**** Provided records

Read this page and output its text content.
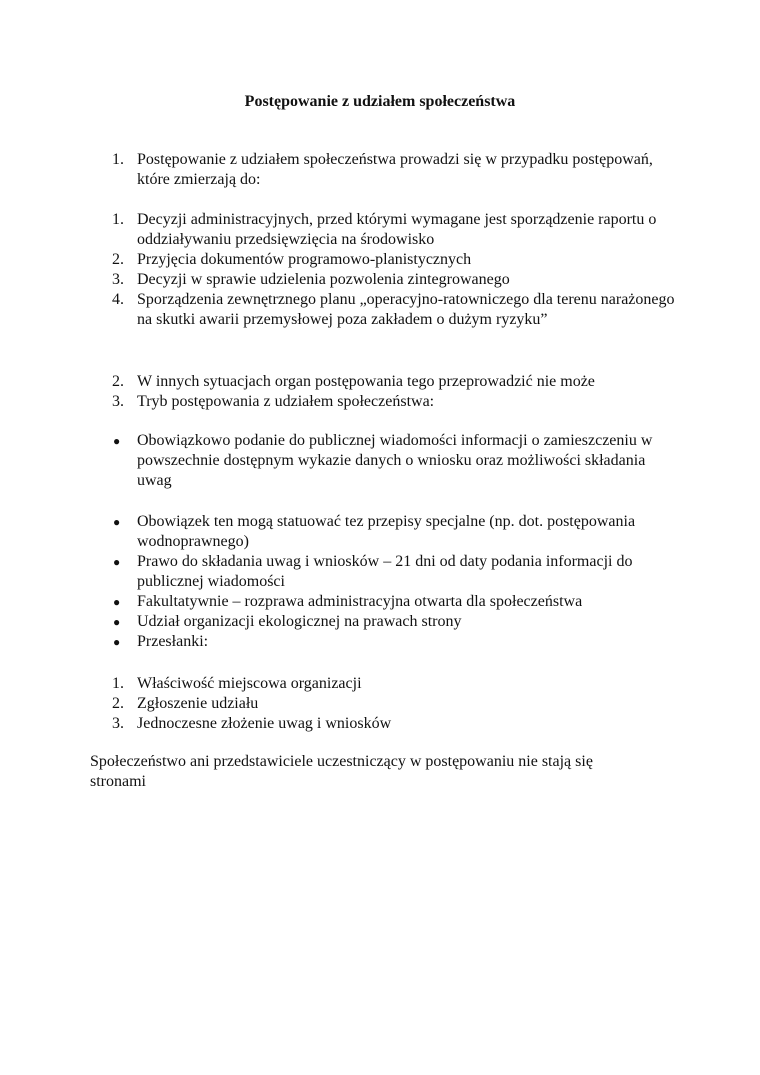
Postępowanie z udziałem społeczeństwa
1. Postępowanie z udziałem społeczeństwa prowadzi się w przypadku postępowań, które zmierzają do:
1. Decyzji administracyjnych, przed którymi wymagane jest sporządzenie raportu o oddziaływaniu przedsięwzięcia na środowisko
2. Przyjęcia dokumentów programowo-planistycznych
3. Decyzji w sprawie udzielenia pozwolenia zintegrowanego
4. Sporządzenia zewnętrznego planu „operacyjno-ratowniczego dla terenu narażonego na skutki awarii przemysłowej poza zakładem o dużym ryzyku”
2. W innych sytuacjach organ postępowania tego przeprowadzić nie może
3. Tryb postępowania z udziałem społeczeństwa:
● Obowiązkowo podanie do publicznej wiadomości informacji o zamieszczeniu w powszechnie dostępnym wykazie danych o wniosku oraz możliwości składania uwag
● Obowiązek ten mogą statuować tez przepisy specjalne (np. dot. postępowania wodnoprawnego)
● Prawo do składania uwag i wniosków – 21 dni od daty podania informacji do publicznej wiadomości
● Fakultatywnie – rozprawa administracyjna otwarta dla społeczeństwa
● Udział organizacji ekologicznej na prawach strony
● Przesłanki:
1. Właściwość miejscowa organizacji
2. Zgłoszenie udziału
3. Jednoczesne złożenie uwag i wniosków
Społeczeństwo ani przedstawiciele uczestniczący w postępowaniu nie stają się stronami
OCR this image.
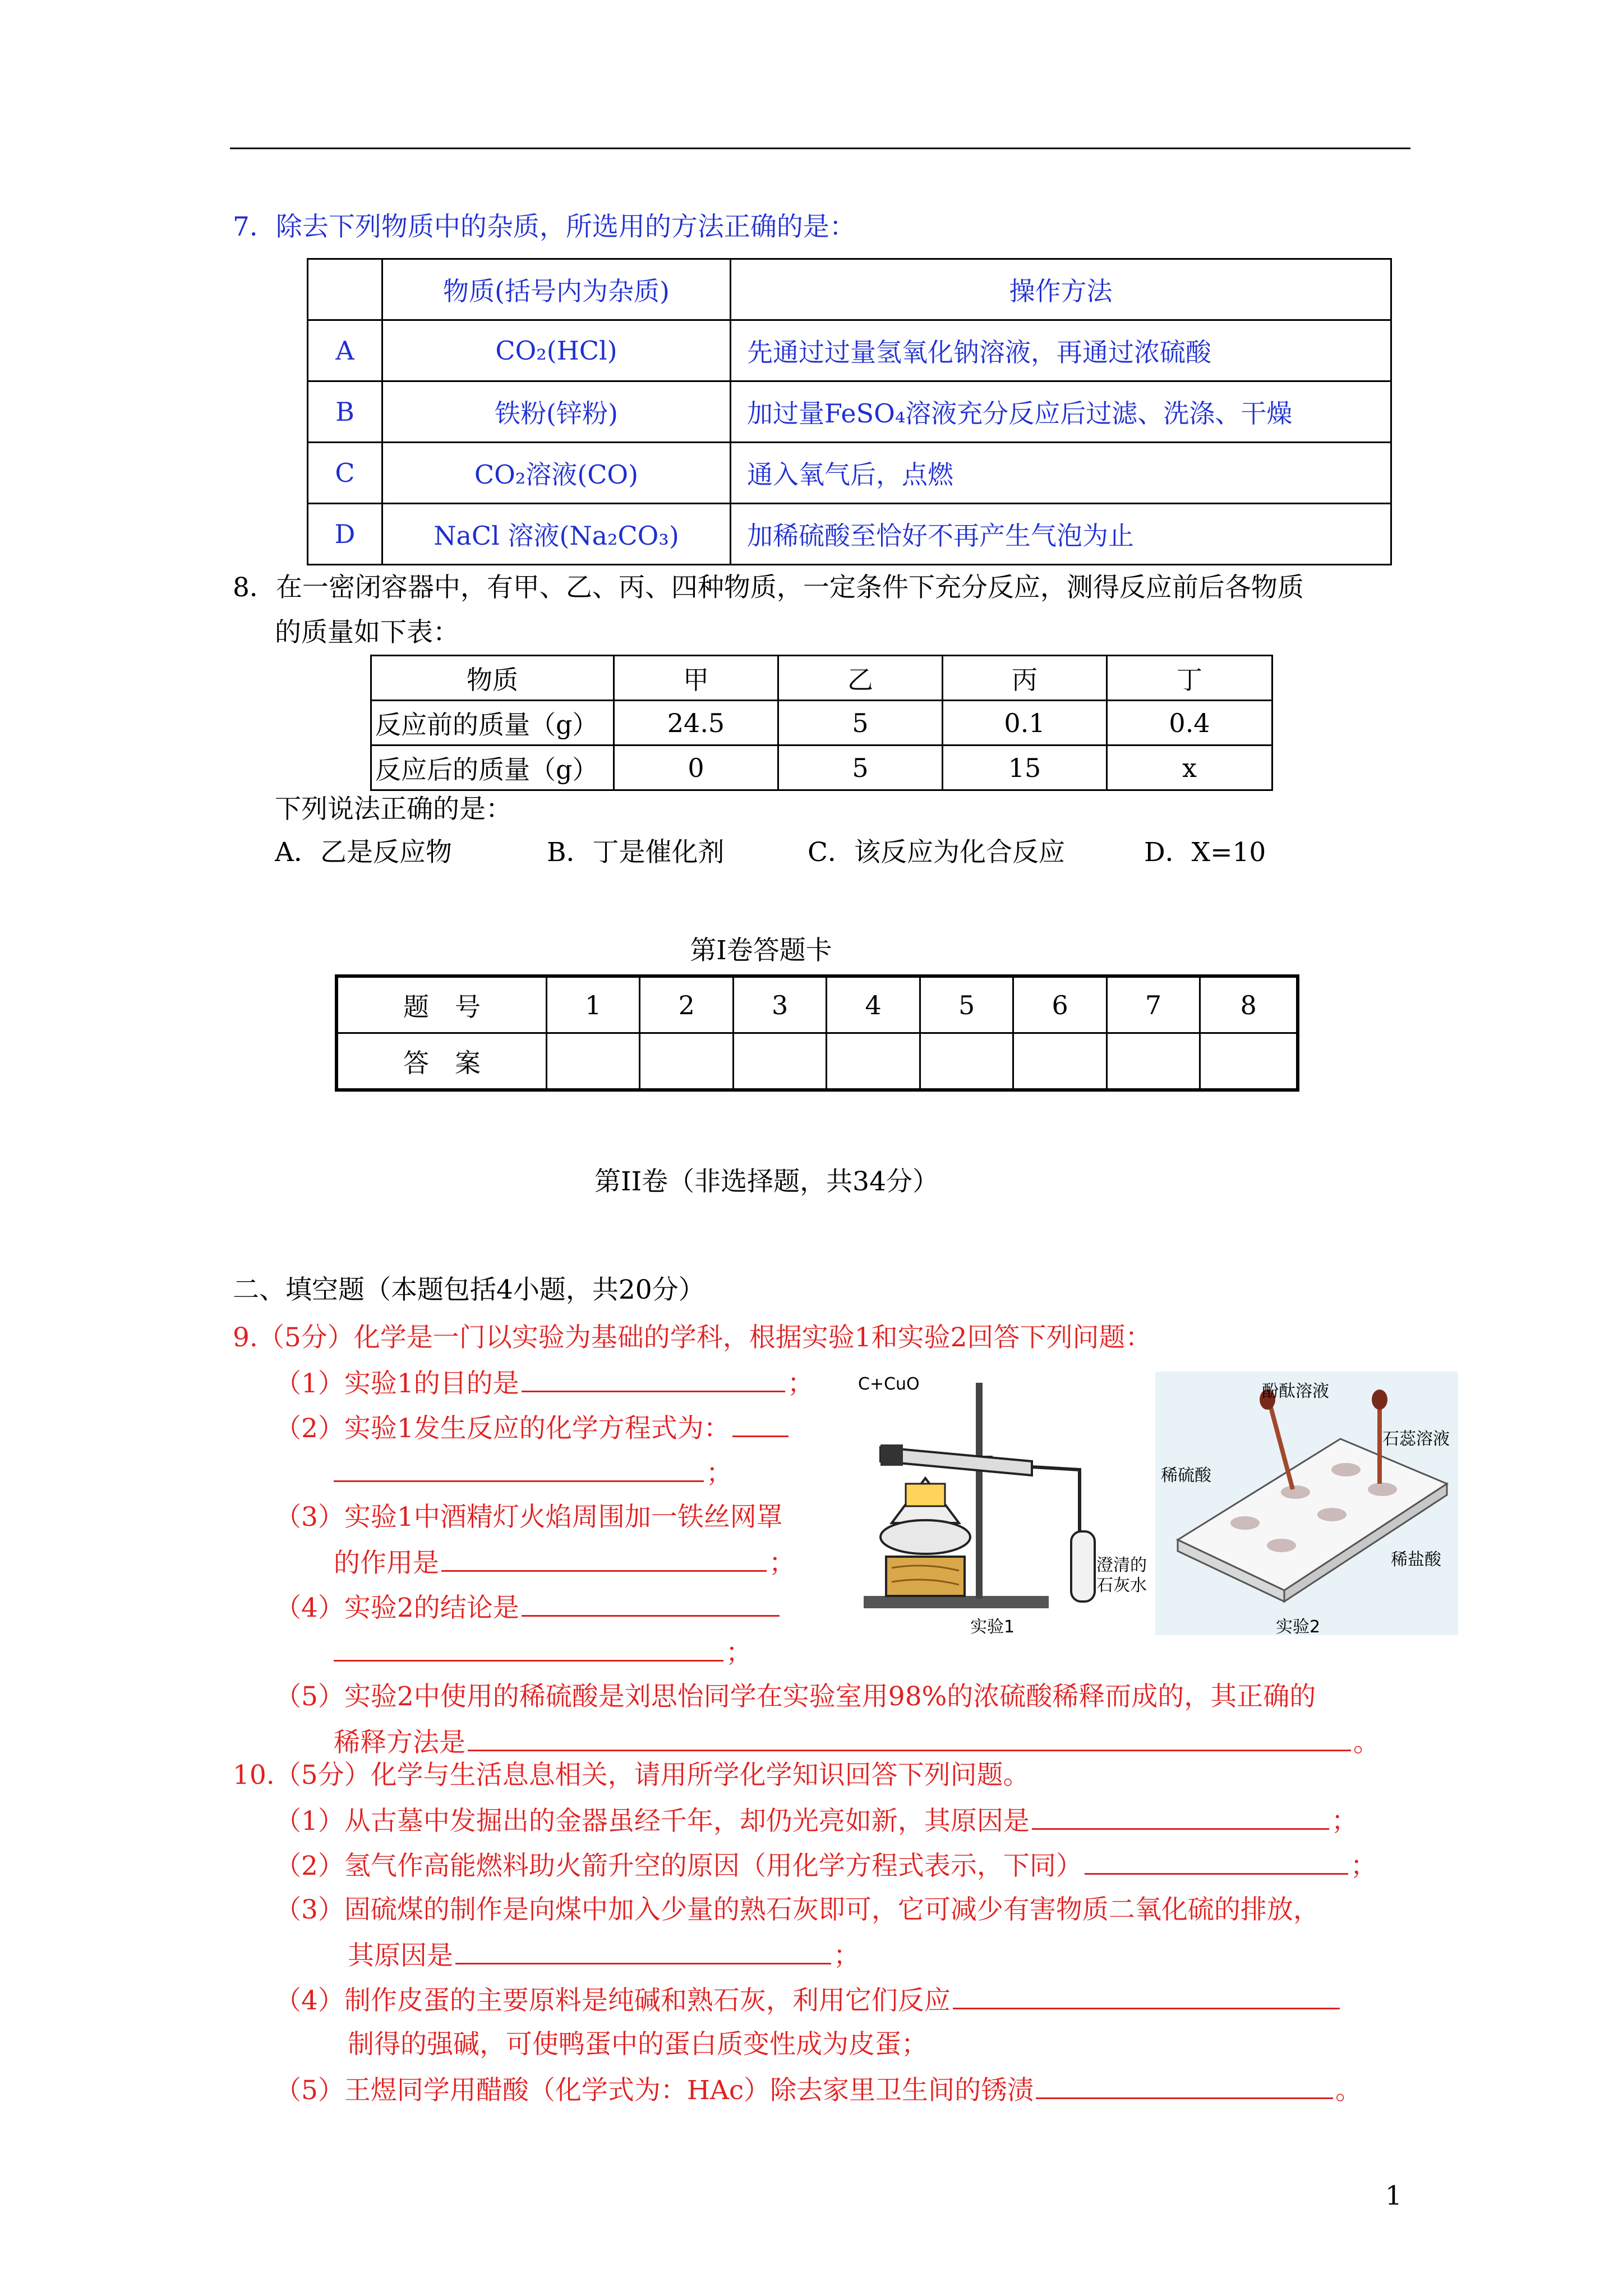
7．除去下列物质中的杂质，所选用的方法正确的是：
	物质(括号内为杂质)	操作方法
A	CO₂(HCl)	先通过过量氢氧化钠溶液，再通过浓硫酸
B	铁粉(锌粉)	加过量FeSO₄溶液充分反应后过滤、洗涤、干燥
C	CO₂溶液(CO)	通入氧气后，点燃
D	NaCl 溶液(Na₂CO₃)	加稀硫酸至恰好不再产生气泡为止
8．在一密闭容器中，有甲、乙、丙、四种物质，一定条件下充分反应，测得反应前后各物质
的质量如下表：
物质	甲	乙	丙	丁
反应前的质量（g）	24.5	5	0.1	0.4
反应后的质量（g）	0	5	15	x
下列说法正确的是：
A．乙是反应物	B．丁是催化剂	C．该反应为化合反应	D．X=10
第Ⅰ卷答题卡
题　号	1	2	3	4	5	6	7	8
答　案								
第II卷（非选择题，共34分）
二、填空题（本题包括4小题，共20分）
9.（5分）化学是一门以实验为基础的学科，根据实验1和实验2回答下列问题：
（1）实验1的目的是	；
（2）实验1发生反应的化学方程式为：
；
（3）实验1中酒精灯火焰周围加一铁丝网罩
的作用是	；
（4）实验2的结论是
；
（5）实验2中使用的稀硫酸是刘思怡同学在实验室用98%的浓硫酸稀释而成的，其正确的
稀释方法是	。
C+CuO
澄清的
石灰水
实验1
酚酞溶液
石蕊溶液
稀硫酸
稀盐酸
实验2
10.（5分）化学与生活息息相关，请用所学化学知识回答下列问题。
（1）从古墓中发掘出的金器虽经千年，却仍光亮如新，其原因是	；
（2）氢气作高能燃料助火箭升空的原因（用化学方程式表示，下同）	；
（3）固硫煤的制作是向煤中加入少量的熟石灰即可，它可减少有害物质二氧化硫的排放，
其原因是	；
（4）制作皮蛋的主要原料是纯碱和熟石灰，利用它们反应
制得的强碱，可使鸭蛋中的蛋白质变性成为皮蛋；
（5）王煜同学用醋酸（化学式为：HAc）除去家里卫生间的锈渍	。
1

********

### [Exercise objective]
Your copy should match the entries exactly, minus the pictures.

### [Result of this exercise]
Read this page and output its text content.
Postępowanie z udziałem społeczeństwa
1. Postępowanie z udziałem społeczeństwa prowadzi się w przypadku postępowań, które zmierzają do:
1. Decyzji administracyjnych, przed którymi wymagane jest sporządzenie raportu o oddziaływaniu przedsięwzięcia na środowisko
2. Przyjęcia dokumentów programowo-planistycznych
3. Decyzji w sprawie udzielenia pozwolenia zintegrowanego
4. Sporządzenia zewnętrznego planu „operacyjno-ratowniczego dla terenu narażonego na skutki awarii przemysłowej poza zakładem o dużym ryzyku”
2. W innych sytuacjach organ postępowania tego przeprowadzić nie może
3. Tryb postępowania z udziałem społeczeństwa:
● Obowiązkowo podanie do publicznej wiadomości informacji o zamieszczeniu w powszechnie dostępnym wykazie danych o wniosku oraz możliwości składania uwag
● Obowiązek ten mogą statuować tez przepisy specjalne (np. dot. postępowania wodnoprawnego)
● Prawo do składania uwag i wniosków – 21 dni od daty podania informacji do publicznej wiadomości
● Fakultatywnie – rozprawa administracyjna otwarta dla społeczeństwa
● Udział organizacji ekologicznej na prawach strony
● Przesłanki:
1. Właściwość miejscowa organizacji
2. Zgłoszenie udziału
3. Jednoczesne złożenie uwag i wniosków
Społeczeństwo ani przedstawiciele uczestniczący w postępowaniu nie stają się stronami
OCR this image.
7．除去下列物质中的杂质，所选用的方法正确的是：
	物质(括号内为杂质)	操作方法
A	CO₂(HCl)	先通过过量氢氧化钠溶液，再通过浓硫酸
B	铁粉(锌粉)	加过量FeSO₄溶液充分反应后过滤、洗涤、干燥
C	CO₂溶液(CO)	通入氧气后，点燃
D	NaCl 溶液(Na₂CO₃)	加稀硫酸至恰好不再产生气泡为止
8．在一密闭容器中，有甲、乙、丙、四种物质，一定条件下充分反应，测得反应前后各物质
的质量如下表：
物质	甲	乙	丙	丁
反应前的质量（g）	24.5	5	0.1	0.4
反应后的质量（g）	0	5	15	x
下列说法正确的是：
A．乙是反应物	B．丁是催化剂	C．该反应为化合反应	D．X=10
第Ⅰ卷答题卡
题　号	1	2	3	4	5	6	7	8
答　案								
第II卷（非选择题，共34分）
二、填空题（本题包括4小题，共20分）
9.（5分）化学是一门以实验为基础的学科，根据实验1和实验2回答下列问题：
（1）实验1的目的是	；
（2）实验1发生反应的化学方程式为：
；
（3）实验1中酒精灯火焰周围加一铁丝网罩
的作用是	；
（4）实验2的结论是
；
（5）实验2中使用的稀硫酸是刘思怡同学在实验室用98%的浓硫酸稀释而成的，其正确的
稀释方法是	。
C+CuO
澄清的
石灰水
实验1
酚酞溶液
石蕊溶液
稀硫酸
稀盐酸
实验2
10.（5分）化学与生活息息相关，请用所学化学知识回答下列问题。
（1）从古墓中发掘出的金器虽经千年，却仍光亮如新，其原因是	；
（2）氢气作高能燃料助火箭升空的原因（用化学方程式表示，下同）	；
（3）固硫煤的制作是向煤中加入少量的熟石灰即可，它可减少有害物质二氧化硫的排放，
其原因是	；
（4）制作皮蛋的主要原料是纯碱和熟石灰，利用它们反应
制得的强碱，可使鸭蛋中的蛋白质变性成为皮蛋；
（5）王煜同学用醋酸（化学式为：HAc）除去家里卫生间的锈渍	。
1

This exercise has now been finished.